— Start of Source data —
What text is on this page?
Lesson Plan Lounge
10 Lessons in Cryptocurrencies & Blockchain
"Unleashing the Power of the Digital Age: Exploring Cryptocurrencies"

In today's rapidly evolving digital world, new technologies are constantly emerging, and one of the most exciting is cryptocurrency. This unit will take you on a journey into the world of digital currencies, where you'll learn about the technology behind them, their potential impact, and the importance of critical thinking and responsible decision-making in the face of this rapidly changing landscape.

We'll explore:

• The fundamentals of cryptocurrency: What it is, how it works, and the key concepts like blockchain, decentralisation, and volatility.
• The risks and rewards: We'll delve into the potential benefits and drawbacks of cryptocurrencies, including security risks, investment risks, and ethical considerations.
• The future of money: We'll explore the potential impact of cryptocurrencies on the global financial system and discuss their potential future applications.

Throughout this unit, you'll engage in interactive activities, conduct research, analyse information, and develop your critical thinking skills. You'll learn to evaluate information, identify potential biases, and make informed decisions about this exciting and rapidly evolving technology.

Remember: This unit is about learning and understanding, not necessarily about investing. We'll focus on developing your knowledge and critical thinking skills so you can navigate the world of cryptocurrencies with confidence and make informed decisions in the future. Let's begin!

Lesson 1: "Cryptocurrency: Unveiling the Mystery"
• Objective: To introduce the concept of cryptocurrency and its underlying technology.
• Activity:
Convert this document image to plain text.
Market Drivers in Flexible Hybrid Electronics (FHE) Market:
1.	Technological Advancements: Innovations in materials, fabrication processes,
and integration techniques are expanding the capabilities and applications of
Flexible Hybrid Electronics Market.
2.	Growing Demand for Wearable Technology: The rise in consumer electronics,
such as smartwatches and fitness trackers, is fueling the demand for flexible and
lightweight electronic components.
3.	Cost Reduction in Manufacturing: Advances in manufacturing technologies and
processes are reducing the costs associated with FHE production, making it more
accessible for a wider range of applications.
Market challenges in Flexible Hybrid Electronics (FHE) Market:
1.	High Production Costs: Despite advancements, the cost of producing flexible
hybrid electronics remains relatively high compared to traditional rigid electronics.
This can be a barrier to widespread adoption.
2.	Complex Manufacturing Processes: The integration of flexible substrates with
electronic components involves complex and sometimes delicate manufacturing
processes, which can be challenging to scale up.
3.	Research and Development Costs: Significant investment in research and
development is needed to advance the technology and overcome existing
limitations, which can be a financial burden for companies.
— End of Source data —
Keep only those lines of the records that hold "critical", and return them.

In today's rapidly evolving digital world, new technologies are constantly emerging, and one of the most exciting is cryptocurrency. This unit will take you on a journey into the world of digital currencies, where you'll learn about the technology behind them, their potential impact, and the importance of critical thinking and responsible decision-making in the face of this rapidly changing landscape.
Throughout this unit, you'll engage in interactive activities, conduct research, analyse information, and develop your critical thinking skills. You'll learn to evaluate information, identify potential biases, and make informed decisions about this exciting and rapidly evolving technology.
Remember: This unit is about learning and understanding, not necessarily about investing. We'll focus on developing your knowledge and critical thinking skills so you can navigate the world of cryptocurrencies with confidence and make informed decisions in the future. Let's begin!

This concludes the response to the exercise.